• INPUT MATERIAL:
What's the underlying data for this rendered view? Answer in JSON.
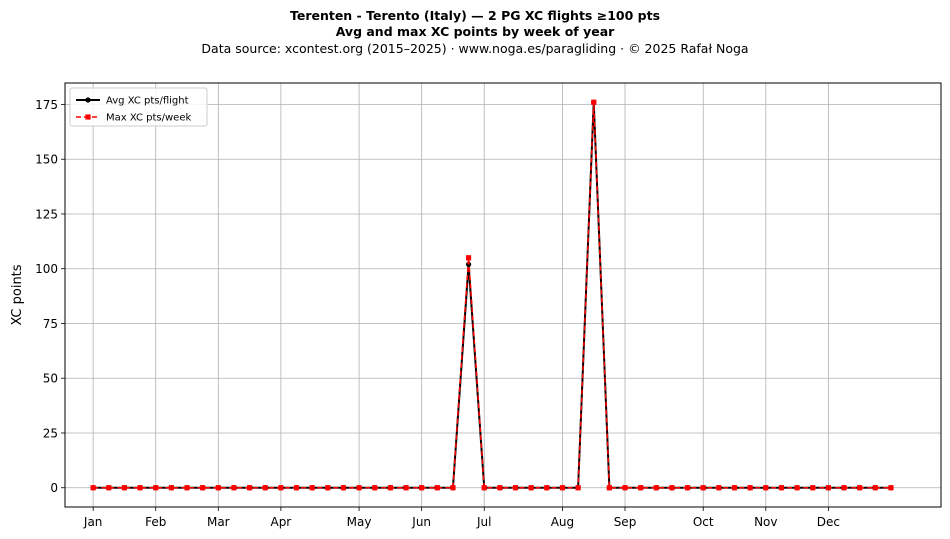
{
  "header": {
    "title": "Terenten - Terento (Italy)  —  2 PG XC flights ≥100 pts",
    "subtitle": "Avg and max XC points by week of year",
    "source": "Data source: xcontest.org (2015–2025)  ·  www.noga.es/paragliding  ·  © 2025 Rafał Noga"
  },
  "chart_data": {
    "type": "line",
    "title": "Terenten - Terento (Italy)  —  2 PG XC flights ≥100 pts",
    "subtitle": "Avg and max XC points by week of year",
    "xlabel": "",
    "ylabel": "XC points",
    "x_unit": "week of year",
    "xlim": [
      -1.8,
      54.2
    ],
    "ylim": [
      -8.8,
      184.8
    ],
    "yticks": [
      0,
      25,
      50,
      75,
      100,
      125,
      150,
      175
    ],
    "month_ticks": [
      {
        "label": "Jan",
        "week": 0
      },
      {
        "label": "Feb",
        "week": 4
      },
      {
        "label": "Mar",
        "week": 8
      },
      {
        "label": "Apr",
        "week": 12
      },
      {
        "label": "May",
        "week": 17
      },
      {
        "label": "Jun",
        "week": 21
      },
      {
        "label": "Jul",
        "week": 25
      },
      {
        "label": "Aug",
        "week": 30
      },
      {
        "label": "Sep",
        "week": 34
      },
      {
        "label": "Oct",
        "week": 39
      },
      {
        "label": "Nov",
        "week": 43
      },
      {
        "label": "Dec",
        "week": 47
      }
    ],
    "grid": true,
    "legend_position": "top-left",
    "x": [
      0,
      1,
      2,
      3,
      4,
      5,
      6,
      7,
      8,
      9,
      10,
      11,
      12,
      13,
      14,
      15,
      16,
      17,
      18,
      19,
      20,
      21,
      22,
      23,
      24,
      25,
      26,
      27,
      28,
      29,
      30,
      31,
      32,
      33,
      34,
      35,
      36,
      37,
      38,
      39,
      40,
      41,
      42,
      43,
      44,
      45,
      46,
      47,
      48,
      49,
      50,
      51
    ],
    "series": [
      {
        "name": "Avg XC pts/flight",
        "color": "#000000",
        "style": "solid",
        "marker": "circle",
        "values": [
          0,
          0,
          0,
          0,
          0,
          0,
          0,
          0,
          0,
          0,
          0,
          0,
          0,
          0,
          0,
          0,
          0,
          0,
          0,
          0,
          0,
          0,
          0,
          0,
          102,
          0,
          0,
          0,
          0,
          0,
          0,
          0,
          176,
          0,
          0,
          0,
          0,
          0,
          0,
          0,
          0,
          0,
          0,
          0,
          0,
          0,
          0,
          0,
          0,
          0,
          0,
          0
        ]
      },
      {
        "name": "Max XC pts/week",
        "color": "#ff0000",
        "style": "dashed",
        "marker": "square",
        "values": [
          0,
          0,
          0,
          0,
          0,
          0,
          0,
          0,
          0,
          0,
          0,
          0,
          0,
          0,
          0,
          0,
          0,
          0,
          0,
          0,
          0,
          0,
          0,
          0,
          105,
          0,
          0,
          0,
          0,
          0,
          0,
          0,
          176,
          0,
          0,
          0,
          0,
          0,
          0,
          0,
          0,
          0,
          0,
          0,
          0,
          0,
          0,
          0,
          0,
          0,
          0,
          0
        ]
      }
    ]
  }
}
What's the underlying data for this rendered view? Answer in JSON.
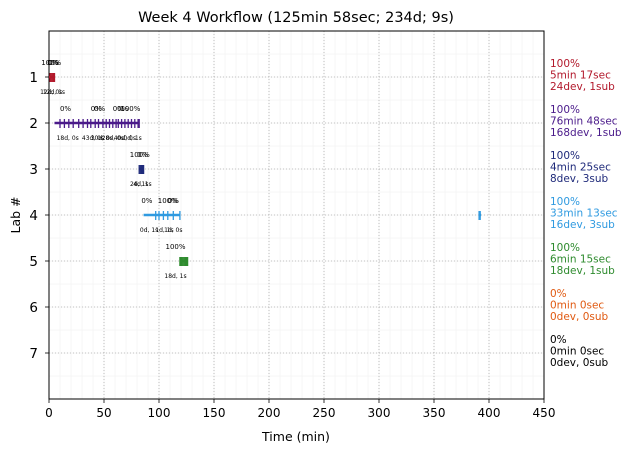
{
  "chart_data": {
    "type": "timeline",
    "title": "Week 4 Workflow (125min 58sec; 234d; 9s)",
    "xlabel": "Time (min)",
    "ylabel": "Lab #",
    "xlim": [
      0,
      450
    ],
    "ylim": [
      8,
      0
    ],
    "xticks": [
      "0",
      "50",
      "100",
      "150",
      "200",
      "250",
      "300",
      "350",
      "400",
      "450"
    ],
    "yticks": [
      "1",
      "2",
      "3",
      "4",
      "5",
      "6",
      "7"
    ],
    "grid": true,
    "labs": [
      {
        "lab": 1,
        "color": "#b2182b",
        "summary": [
          "100%",
          "5min 17sec",
          "24dev, 1sub"
        ],
        "segments": [
          [
            0,
            5.3
          ]
        ],
        "ticks": [
          1,
          2,
          3,
          4,
          5
        ],
        "pct_labels": [
          {
            "x": 2.0,
            "text": "100%"
          },
          {
            "x": 3.5,
            "text": "0%"
          },
          {
            "x": 4.5,
            "text": "0%"
          }
        ],
        "small_labels": [
          {
            "x": 2.0,
            "text": "12d, 0s"
          },
          {
            "x": 4.5,
            "text": "12d, 1s"
          }
        ]
      },
      {
        "lab": 2,
        "color": "#4a1a8a",
        "summary": [
          "100%",
          "76min 48sec",
          "168dev, 1sub"
        ],
        "segments": [
          [
            5,
            82
          ]
        ],
        "ticks": [
          10,
          14,
          18,
          22,
          27,
          31,
          35,
          38,
          42,
          45,
          49,
          52,
          55,
          58,
          61,
          63,
          66,
          69,
          72,
          75,
          78,
          81,
          82
        ],
        "pct_labels": [
          {
            "x": 15,
            "text": "0%"
          },
          {
            "x": 43,
            "text": "0%"
          },
          {
            "x": 46,
            "text": "0%"
          },
          {
            "x": 63,
            "text": "0%"
          },
          {
            "x": 67,
            "text": "0%"
          },
          {
            "x": 74,
            "text": "100%"
          }
        ],
        "small_labels": [
          {
            "x": 17,
            "text": "18d, 0s"
          },
          {
            "x": 40,
            "text": "43d, 0s"
          },
          {
            "x": 48,
            "text": "30d, 0s"
          },
          {
            "x": 58,
            "text": "28d, 0s"
          },
          {
            "x": 69,
            "text": "40d, 0s"
          },
          {
            "x": 76,
            "text": "0d, 1s"
          }
        ]
      },
      {
        "lab": 3,
        "color": "#1f2a7a",
        "summary": [
          "100%",
          "4min 25sec",
          "8dev, 3sub"
        ],
        "segments": [
          [
            82,
            86
          ]
        ],
        "ticks": [
          82,
          83,
          84,
          85,
          86
        ],
        "pct_labels": [
          {
            "x": 82.5,
            "text": "100%"
          },
          {
            "x": 85,
            "text": "0%"
          }
        ],
        "small_labels": [
          {
            "x": 82,
            "text": "2d, 1s"
          },
          {
            "x": 85,
            "text": "4d, 1s"
          }
        ]
      },
      {
        "lab": 4,
        "color": "#2f9ae0",
        "summary": [
          "100%",
          "33min 13sec",
          "16dev, 3sub"
        ],
        "segments": [
          [
            86,
            119
          ],
          [
            391,
            392
          ]
        ],
        "ticks": [
          97,
          100,
          104,
          108,
          113,
          119,
          391,
          392
        ],
        "pct_labels": [
          {
            "x": 89,
            "text": "0%"
          },
          {
            "x": 108,
            "text": "100%"
          },
          {
            "x": 113,
            "text": "0%"
          }
        ],
        "small_labels": [
          {
            "x": 91,
            "text": "0d, 1s"
          },
          {
            "x": 105,
            "text": "1d, 1s"
          },
          {
            "x": 113,
            "text": "1d, 0s"
          }
        ]
      },
      {
        "lab": 5,
        "color": "#2e8b2e",
        "summary": [
          "100%",
          "6min 15sec",
          "18dev, 1sub"
        ],
        "segments": [
          [
            119,
            126
          ]
        ],
        "ticks": [
          119,
          120,
          121,
          122,
          123,
          124,
          125,
          126
        ],
        "pct_labels": [
          {
            "x": 115,
            "text": "100%"
          }
        ],
        "small_labels": [
          {
            "x": 115,
            "text": "18d, 1s"
          }
        ]
      },
      {
        "lab": 6,
        "color": "#e05a12",
        "summary": [
          "0%",
          "0min 0sec",
          "0dev, 0sub"
        ],
        "segments": [],
        "ticks": [],
        "pct_labels": [],
        "small_labels": []
      },
      {
        "lab": 7,
        "color": "#000000",
        "summary": [
          "0%",
          "0min 0sec",
          "0dev, 0sub"
        ],
        "segments": [],
        "ticks": [],
        "pct_labels": [],
        "small_labels": []
      }
    ]
  }
}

• SET EXERCISE: Locate the word "color" in the records above, and return each line that has it.

• RESULT OF THE EXERCISE:
        "color": "#000000",
        "color": "#ff0000",
        "color": "#b2182b",
        "color": "#4a1a8a",
        "color": "#1f2a7a",
        "color": "#2f9ae0",
        "color": "#2e8b2e",
        "color": "#e05a12",
        "color": "#000000",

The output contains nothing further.